» Exercise data
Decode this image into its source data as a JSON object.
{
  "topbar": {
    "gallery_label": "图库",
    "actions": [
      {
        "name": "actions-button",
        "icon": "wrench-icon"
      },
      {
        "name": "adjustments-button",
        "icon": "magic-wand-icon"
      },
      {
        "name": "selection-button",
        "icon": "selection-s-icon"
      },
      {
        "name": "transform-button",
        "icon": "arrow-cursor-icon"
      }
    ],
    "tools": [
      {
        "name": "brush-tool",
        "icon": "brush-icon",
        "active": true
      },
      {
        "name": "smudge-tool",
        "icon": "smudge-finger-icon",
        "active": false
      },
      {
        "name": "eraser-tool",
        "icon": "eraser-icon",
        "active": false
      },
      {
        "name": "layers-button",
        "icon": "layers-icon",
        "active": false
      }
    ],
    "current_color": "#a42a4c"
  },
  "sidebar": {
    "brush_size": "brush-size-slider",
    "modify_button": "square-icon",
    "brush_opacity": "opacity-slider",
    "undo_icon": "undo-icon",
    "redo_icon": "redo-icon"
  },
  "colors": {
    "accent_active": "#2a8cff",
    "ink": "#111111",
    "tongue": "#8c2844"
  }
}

» Directions for this task
Extract each record, keeping it identical to the original.

» Full solution
Decode this image into its source data as a JSON object.
{
  "topbar": {
    "gallery_label": "图库",
    "actions": [
      {
        "name": "actions-button",
        "icon": "wrench-icon"
      },
      {
        "name": "adjustments-button",
        "icon": "magic-wand-icon"
      },
      {
        "name": "selection-button",
        "icon": "selection-s-icon"
      },
      {
        "name": "transform-button",
        "icon": "arrow-cursor-icon"
      }
    ],
    "tools": [
      {
        "name": "brush-tool",
        "icon": "brush-icon",
        "active": true
      },
      {
        "name": "smudge-tool",
        "icon": "smudge-finger-icon",
        "active": false
      },
      {
        "name": "eraser-tool",
        "icon": "eraser-icon",
        "active": false
      },
      {
        "name": "layers-button",
        "icon": "layers-icon",
        "active": false
      }
    ],
    "current_color": "#a42a4c"
  },
  "sidebar": {
    "brush_size": "brush-size-slider",
    "modify_button": "square-icon",
    "brush_opacity": "opacity-slider",
    "undo_icon": "undo-icon",
    "redo_icon": "redo-icon"
  },
  "colors": {
    "accent_active": "#2a8cff",
    "ink": "#111111",
    "tongue": "#8c2844"
  }
}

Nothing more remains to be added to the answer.